Work request: Your task is to return all the entries below exactly, with every picture omitted.

Supplied material:
────────
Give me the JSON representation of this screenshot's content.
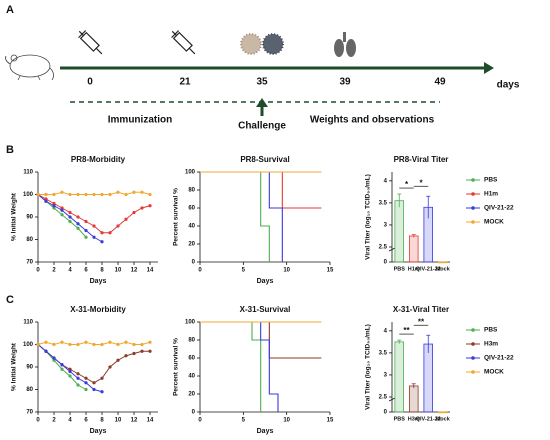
{
  "panels": [
    "A",
    "B",
    "C"
  ],
  "timeline": {
    "ticks": [
      0,
      21,
      35,
      39,
      49
    ],
    "unit": "days",
    "phases": [
      "Immunization",
      "Challenge",
      "Weights and observations"
    ]
  },
  "chart_data": [
    {
      "type": "line",
      "title": "PR8-Morbidity",
      "ylabel": "% Initial Weight",
      "xlabel": "Days",
      "x": [
        0,
        1,
        2,
        3,
        4,
        5,
        6,
        7,
        8,
        9,
        10,
        11,
        12,
        13,
        14
      ],
      "xlim": [
        0,
        15
      ],
      "xticks": [
        0,
        2,
        4,
        6,
        8,
        10,
        12,
        14
      ],
      "ylim": [
        70,
        110
      ],
      "yticks": [
        70,
        80,
        90,
        100,
        110
      ],
      "series": [
        {
          "color": "#4caf50",
          "values": [
            100,
            97,
            94,
            91,
            88,
            85,
            81,
            null,
            null,
            null,
            null,
            null,
            null,
            null,
            null
          ]
        },
        {
          "color": "#e53935",
          "values": [
            100,
            98,
            96,
            94,
            92,
            90,
            88,
            86,
            83,
            83,
            86,
            89,
            92,
            94,
            95
          ]
        },
        {
          "color": "#3a3adf",
          "values": [
            100,
            97,
            95,
            93,
            90,
            87,
            84,
            81,
            79,
            null,
            null,
            null,
            null,
            null,
            null
          ]
        },
        {
          "color": "#f0a830",
          "values": [
            100,
            100,
            100,
            101,
            100,
            100,
            100,
            100,
            100,
            100,
            101,
            100,
            101,
            101,
            100
          ]
        }
      ]
    },
    {
      "type": "step",
      "title": "PR8-Survival",
      "ylabel": "Percent survival %",
      "xlabel": "Days",
      "xlim": [
        0,
        15
      ],
      "xticks": [
        0,
        5,
        10,
        15
      ],
      "ylim": [
        0,
        100
      ],
      "yticks": [
        0,
        20,
        40,
        60,
        80,
        100
      ],
      "series": [
        {
          "color": "#4caf50",
          "x": [
            0,
            7,
            8
          ],
          "values": [
            100,
            40,
            0
          ]
        },
        {
          "color": "#e53935",
          "x": [
            0,
            9.5,
            14
          ],
          "values": [
            100,
            60,
            60
          ]
        },
        {
          "color": "#3a3adf",
          "x": [
            0,
            8,
            9.5
          ],
          "values": [
            100,
            60,
            0
          ]
        },
        {
          "color": "#f0a830",
          "x": [
            0,
            14
          ],
          "values": [
            100,
            100
          ]
        }
      ]
    },
    {
      "type": "bar",
      "title": "PR8-Viral Titer",
      "ylabel": "Viral Titer (log₁₀ TCID₅₀/mL)",
      "categories": [
        "PBS",
        "H1m",
        "QIV-21-22",
        "Mock"
      ],
      "values": [
        3.55,
        2.75,
        3.4,
        0
      ],
      "errors": [
        0.15,
        0.03,
        0.25,
        0
      ],
      "colors": [
        "#4caf50",
        "#e53935",
        "#3a3adf",
        "#f0a830"
      ],
      "ylim": [
        0,
        4.2
      ],
      "axis_break": [
        0.5,
        2.5
      ],
      "yticks": [
        0,
        2.5,
        3.0,
        3.5,
        4.0
      ],
      "annotations": [
        "*",
        "*"
      ],
      "legend": [
        "PBS",
        "H1m",
        "QIV-21-22",
        "MOCK"
      ]
    },
    {
      "type": "line",
      "title": "X-31-Morbidity",
      "ylabel": "% Initial Weight",
      "xlabel": "Days",
      "x": [
        0,
        1,
        2,
        3,
        4,
        5,
        6,
        7,
        8,
        9,
        10,
        11,
        12,
        13,
        14
      ],
      "xlim": [
        0,
        15
      ],
      "xticks": [
        0,
        2,
        4,
        6,
        8,
        10,
        12,
        14
      ],
      "ylim": [
        70,
        110
      ],
      "yticks": [
        70,
        80,
        90,
        100,
        110
      ],
      "series": [
        {
          "color": "#4caf50",
          "values": [
            100,
            97,
            93,
            89,
            86,
            82,
            80,
            null,
            null,
            null,
            null,
            null,
            null,
            null,
            null
          ]
        },
        {
          "color": "#8b3a2a",
          "values": [
            100,
            97,
            94,
            91,
            89,
            87,
            85,
            83,
            85,
            90,
            93,
            95,
            96,
            97,
            97
          ]
        },
        {
          "color": "#3a3adf",
          "values": [
            100,
            97,
            94,
            91,
            88,
            85,
            83,
            80,
            79,
            null,
            null,
            null,
            null,
            null,
            null
          ]
        },
        {
          "color": "#f0a830",
          "values": [
            100,
            101,
            100,
            101,
            100,
            100,
            101,
            100,
            100,
            101,
            100,
            101,
            100,
            100,
            101
          ]
        }
      ]
    },
    {
      "type": "step",
      "title": "X-31-Survival",
      "ylabel": "Percent survival %",
      "xlabel": "Days",
      "xlim": [
        0,
        15
      ],
      "xticks": [
        0,
        5,
        10,
        15
      ],
      "ylim": [
        0,
        100
      ],
      "yticks": [
        0,
        20,
        40,
        60,
        80,
        100
      ],
      "series": [
        {
          "color": "#4caf50",
          "x": [
            0,
            6,
            7
          ],
          "values": [
            100,
            80,
            0
          ]
        },
        {
          "color": "#8b3a2a",
          "x": [
            0,
            8,
            14
          ],
          "values": [
            100,
            60,
            60
          ]
        },
        {
          "color": "#3a3adf",
          "x": [
            0,
            7,
            8,
            9
          ],
          "values": [
            100,
            80,
            20,
            0
          ]
        },
        {
          "color": "#f0a830",
          "x": [
            0,
            14
          ],
          "values": [
            100,
            100
          ]
        }
      ]
    },
    {
      "type": "bar",
      "title": "X-31-Viral Titer",
      "ylabel": "Viral Titer (log₁₀ TCID₅₀/mL)",
      "categories": [
        "PBS",
        "H3m",
        "QIV-21-22",
        "Mock"
      ],
      "values": [
        3.75,
        2.75,
        3.7,
        0
      ],
      "errors": [
        0.04,
        0.05,
        0.2,
        0
      ],
      "colors": [
        "#4caf50",
        "#8b3a2a",
        "#3a3adf",
        "#f0a830"
      ],
      "ylim": [
        0,
        4.2
      ],
      "axis_break": [
        0.5,
        2.5
      ],
      "yticks": [
        0,
        2.5,
        3.0,
        3.5,
        4.0
      ],
      "annotations": [
        "**",
        "**"
      ],
      "legend": [
        "PBS",
        "H3m",
        "QIV-21-22",
        "MOCK"
      ]
    }
  ]
}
────────
Answer section:
Give me the JSON representation of this screenshot's content.
{
  "panels": [
    "A",
    "B",
    "C"
  ],
  "timeline": {
    "ticks": [
      0,
      21,
      35,
      39,
      49
    ],
    "unit": "days",
    "phases": [
      "Immunization",
      "Challenge",
      "Weights and observations"
    ]
  },
  "chart_data": [
    {
      "type": "line",
      "title": "PR8-Morbidity",
      "ylabel": "% Initial Weight",
      "xlabel": "Days",
      "x": [
        0,
        1,
        2,
        3,
        4,
        5,
        6,
        7,
        8,
        9,
        10,
        11,
        12,
        13,
        14
      ],
      "xlim": [
        0,
        15
      ],
      "xticks": [
        0,
        2,
        4,
        6,
        8,
        10,
        12,
        14
      ],
      "ylim": [
        70,
        110
      ],
      "yticks": [
        70,
        80,
        90,
        100,
        110
      ],
      "series": [
        {
          "color": "#4caf50",
          "values": [
            100,
            97,
            94,
            91,
            88,
            85,
            81,
            null,
            null,
            null,
            null,
            null,
            null,
            null,
            null
          ]
        },
        {
          "color": "#e53935",
          "values": [
            100,
            98,
            96,
            94,
            92,
            90,
            88,
            86,
            83,
            83,
            86,
            89,
            92,
            94,
            95
          ]
        },
        {
          "color": "#3a3adf",
          "values": [
            100,
            97,
            95,
            93,
            90,
            87,
            84,
            81,
            79,
            null,
            null,
            null,
            null,
            null,
            null
          ]
        },
        {
          "color": "#f0a830",
          "values": [
            100,
            100,
            100,
            101,
            100,
            100,
            100,
            100,
            100,
            100,
            101,
            100,
            101,
            101,
            100
          ]
        }
      ]
    },
    {
      "type": "step",
      "title": "PR8-Survival",
      "ylabel": "Percent survival %",
      "xlabel": "Days",
      "xlim": [
        0,
        15
      ],
      "xticks": [
        0,
        5,
        10,
        15
      ],
      "ylim": [
        0,
        100
      ],
      "yticks": [
        0,
        20,
        40,
        60,
        80,
        100
      ],
      "series": [
        {
          "color": "#4caf50",
          "x": [
            0,
            7,
            8
          ],
          "values": [
            100,
            40,
            0
          ]
        },
        {
          "color": "#e53935",
          "x": [
            0,
            9.5,
            14
          ],
          "values": [
            100,
            60,
            60
          ]
        },
        {
          "color": "#3a3adf",
          "x": [
            0,
            8,
            9.5
          ],
          "values": [
            100,
            60,
            0
          ]
        },
        {
          "color": "#f0a830",
          "x": [
            0,
            14
          ],
          "values": [
            100,
            100
          ]
        }
      ]
    },
    {
      "type": "bar",
      "title": "PR8-Viral Titer",
      "ylabel": "Viral Titer (log₁₀ TCID₅₀/mL)",
      "categories": [
        "PBS",
        "H1m",
        "QIV-21-22",
        "Mock"
      ],
      "values": [
        3.55,
        2.75,
        3.4,
        0
      ],
      "errors": [
        0.15,
        0.03,
        0.25,
        0
      ],
      "colors": [
        "#4caf50",
        "#e53935",
        "#3a3adf",
        "#f0a830"
      ],
      "ylim": [
        0,
        4.2
      ],
      "axis_break": [
        0.5,
        2.5
      ],
      "yticks": [
        0,
        2.5,
        3.0,
        3.5,
        4.0
      ],
      "annotations": [
        "*",
        "*"
      ],
      "legend": [
        "PBS",
        "H1m",
        "QIV-21-22",
        "MOCK"
      ]
    },
    {
      "type": "line",
      "title": "X-31-Morbidity",
      "ylabel": "% Initial Weight",
      "xlabel": "Days",
      "x": [
        0,
        1,
        2,
        3,
        4,
        5,
        6,
        7,
        8,
        9,
        10,
        11,
        12,
        13,
        14
      ],
      "xlim": [
        0,
        15
      ],
      "xticks": [
        0,
        2,
        4,
        6,
        8,
        10,
        12,
        14
      ],
      "ylim": [
        70,
        110
      ],
      "yticks": [
        70,
        80,
        90,
        100,
        110
      ],
      "series": [
        {
          "color": "#4caf50",
          "values": [
            100,
            97,
            93,
            89,
            86,
            82,
            80,
            null,
            null,
            null,
            null,
            null,
            null,
            null,
            null
          ]
        },
        {
          "color": "#8b3a2a",
          "values": [
            100,
            97,
            94,
            91,
            89,
            87,
            85,
            83,
            85,
            90,
            93,
            95,
            96,
            97,
            97
          ]
        },
        {
          "color": "#3a3adf",
          "values": [
            100,
            97,
            94,
            91,
            88,
            85,
            83,
            80,
            79,
            null,
            null,
            null,
            null,
            null,
            null
          ]
        },
        {
          "color": "#f0a830",
          "values": [
            100,
            101,
            100,
            101,
            100,
            100,
            101,
            100,
            100,
            101,
            100,
            101,
            100,
            100,
            101
          ]
        }
      ]
    },
    {
      "type": "step",
      "title": "X-31-Survival",
      "ylabel": "Percent survival %",
      "xlabel": "Days",
      "xlim": [
        0,
        15
      ],
      "xticks": [
        0,
        5,
        10,
        15
      ],
      "ylim": [
        0,
        100
      ],
      "yticks": [
        0,
        20,
        40,
        60,
        80,
        100
      ],
      "series": [
        {
          "color": "#4caf50",
          "x": [
            0,
            6,
            7
          ],
          "values": [
            100,
            80,
            0
          ]
        },
        {
          "color": "#8b3a2a",
          "x": [
            0,
            8,
            14
          ],
          "values": [
            100,
            60,
            60
          ]
        },
        {
          "color": "#3a3adf",
          "x": [
            0,
            7,
            8,
            9
          ],
          "values": [
            100,
            80,
            20,
            0
          ]
        },
        {
          "color": "#f0a830",
          "x": [
            0,
            14
          ],
          "values": [
            100,
            100
          ]
        }
      ]
    },
    {
      "type": "bar",
      "title": "X-31-Viral Titer",
      "ylabel": "Viral Titer (log₁₀ TCID₅₀/mL)",
      "categories": [
        "PBS",
        "H3m",
        "QIV-21-22",
        "Mock"
      ],
      "values": [
        3.75,
        2.75,
        3.7,
        0
      ],
      "errors": [
        0.04,
        0.05,
        0.2,
        0
      ],
      "colors": [
        "#4caf50",
        "#8b3a2a",
        "#3a3adf",
        "#f0a830"
      ],
      "ylim": [
        0,
        4.2
      ],
      "axis_break": [
        0.5,
        2.5
      ],
      "yticks": [
        0,
        2.5,
        3.0,
        3.5,
        4.0
      ],
      "annotations": [
        "**",
        "**"
      ],
      "legend": [
        "PBS",
        "H3m",
        "QIV-21-22",
        "MOCK"
      ]
    }
  ]
}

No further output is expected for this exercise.